◆ Document excerpt:
I already talked a bit of the handy Vagrant tool and about the DevOps philosophy. In the Vagrant post I showed how to use an available public Ubuntu box and how easy is to use the shell provisioner to setup a basic LAMP box.

Then I said that there are publicly available boxes out there but omitted the Vagrant Boxes site. Why the omission? Simply, I really don’t find them so useful and I think the drawbacks overweights the benefits. Grabbing a box that you don’t know how it was set up can lead to serious security problems. And if the box is just a basic installation, it is almost helpless since you’ll need to make the provisioning of your desired setup everytime you init a VM based in the box.

Why not just create a base box? Here comes Veewee.

Veewee

Veewee is a tool to easily build Vagrant boxes or KVM, VirtualBox and Fusion images. Hands-on, let’s open a terminal. You’ll need to have the RubyGems installed on your machine to install Veewee. Read the Vagrant post to see how to install it. Let’s install the latest available alpha release (note: the following commands were tested on an ol’ but good MacOS X Leopard.)

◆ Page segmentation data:
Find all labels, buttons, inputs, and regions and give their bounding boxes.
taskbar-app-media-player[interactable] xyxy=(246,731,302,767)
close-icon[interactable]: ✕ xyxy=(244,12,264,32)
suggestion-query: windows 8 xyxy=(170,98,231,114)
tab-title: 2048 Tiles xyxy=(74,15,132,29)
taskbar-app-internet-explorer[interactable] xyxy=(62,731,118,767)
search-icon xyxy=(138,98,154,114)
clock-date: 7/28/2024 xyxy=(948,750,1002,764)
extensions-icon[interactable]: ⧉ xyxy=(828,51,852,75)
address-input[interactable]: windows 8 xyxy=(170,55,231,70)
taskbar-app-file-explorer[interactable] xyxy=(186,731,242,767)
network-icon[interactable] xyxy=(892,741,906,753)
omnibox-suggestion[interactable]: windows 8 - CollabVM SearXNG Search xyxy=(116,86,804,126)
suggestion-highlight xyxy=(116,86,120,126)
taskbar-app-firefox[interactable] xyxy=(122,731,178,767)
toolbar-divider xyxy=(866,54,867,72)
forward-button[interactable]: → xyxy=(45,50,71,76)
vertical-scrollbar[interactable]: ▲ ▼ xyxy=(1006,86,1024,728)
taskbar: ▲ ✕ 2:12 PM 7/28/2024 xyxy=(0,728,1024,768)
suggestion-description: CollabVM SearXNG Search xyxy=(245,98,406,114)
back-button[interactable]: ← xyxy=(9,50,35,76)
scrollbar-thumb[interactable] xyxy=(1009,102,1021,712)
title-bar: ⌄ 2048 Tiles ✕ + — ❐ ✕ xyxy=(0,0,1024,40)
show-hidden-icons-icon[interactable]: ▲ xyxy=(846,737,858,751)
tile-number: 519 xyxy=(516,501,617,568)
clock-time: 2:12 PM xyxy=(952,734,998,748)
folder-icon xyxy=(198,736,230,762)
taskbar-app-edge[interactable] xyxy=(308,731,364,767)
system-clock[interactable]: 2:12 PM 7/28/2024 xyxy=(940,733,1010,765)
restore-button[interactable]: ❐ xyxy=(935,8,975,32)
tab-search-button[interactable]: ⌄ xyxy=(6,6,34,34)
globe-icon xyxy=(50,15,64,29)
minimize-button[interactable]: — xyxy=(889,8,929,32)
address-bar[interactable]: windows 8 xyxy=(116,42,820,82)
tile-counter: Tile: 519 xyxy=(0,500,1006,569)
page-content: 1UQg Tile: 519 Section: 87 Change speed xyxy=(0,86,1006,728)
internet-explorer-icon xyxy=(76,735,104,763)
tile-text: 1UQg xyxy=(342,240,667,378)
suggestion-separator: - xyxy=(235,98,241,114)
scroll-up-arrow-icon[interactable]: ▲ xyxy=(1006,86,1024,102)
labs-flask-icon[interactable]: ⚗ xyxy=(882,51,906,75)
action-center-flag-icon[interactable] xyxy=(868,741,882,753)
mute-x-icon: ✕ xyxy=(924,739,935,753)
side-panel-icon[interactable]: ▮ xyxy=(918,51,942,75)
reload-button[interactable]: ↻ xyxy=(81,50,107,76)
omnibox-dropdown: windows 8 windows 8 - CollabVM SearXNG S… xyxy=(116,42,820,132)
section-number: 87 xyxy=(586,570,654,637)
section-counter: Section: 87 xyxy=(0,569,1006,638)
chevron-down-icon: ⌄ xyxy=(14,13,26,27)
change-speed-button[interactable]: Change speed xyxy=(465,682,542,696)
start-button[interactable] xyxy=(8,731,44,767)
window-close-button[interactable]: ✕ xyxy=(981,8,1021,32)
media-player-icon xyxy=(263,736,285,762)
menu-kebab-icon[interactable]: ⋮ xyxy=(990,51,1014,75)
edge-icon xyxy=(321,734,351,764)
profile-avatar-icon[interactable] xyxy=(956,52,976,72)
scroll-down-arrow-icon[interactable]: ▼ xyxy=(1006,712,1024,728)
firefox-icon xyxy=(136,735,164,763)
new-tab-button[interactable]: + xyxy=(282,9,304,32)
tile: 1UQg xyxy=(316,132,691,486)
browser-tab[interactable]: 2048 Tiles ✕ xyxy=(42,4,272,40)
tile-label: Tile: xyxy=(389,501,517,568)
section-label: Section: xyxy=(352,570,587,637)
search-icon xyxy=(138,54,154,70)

◆ Problem set:
1. Do these statements agree with the Veewee post? Answer yes or no for each, and quote the words from the post that decide it. (a) The author finds publicly available Vagrant boxes very useful. (b) Veewee can build VirtualBox images. (c) The commands in the post were tested on MacOS X Leopard.
2. Resume the Veewee post from the point where it stops.
The records were taken from a different source than the post.

◆ Answers provided:
1.
(a) No: "I really don’t find them so useful and I think the drawbacks overweights the benefits."
(b) Yes: "Veewee is a tool to easily build Vagrant boxes or KVM, VirtualBox and Fusion images."
(c) Yes: "the following commands were tested on an ol’ but good MacOS X Leopard."

2.
$ sudo gem install veewee --pre

Veewee comes with a lot of OS templates that you can use to build your Vagrant base box or VM image (and that’s why we used the alpha release since it contains updated templates for the major OS versions.) You can list the available templates using the following command:

$ vagrant basebox templates | sort

There are templates for popular Linux distros (Debian, Ubuntu, CentOS, Scientific Linux), some Unix flavors (Solaris, FreeBSD) and even for the Windows 8 preview release. Let’s build a Debian box. First, let’s define our base box with the name ‘squeeze64-lamp’ using Debian 6.0.4 AMD64.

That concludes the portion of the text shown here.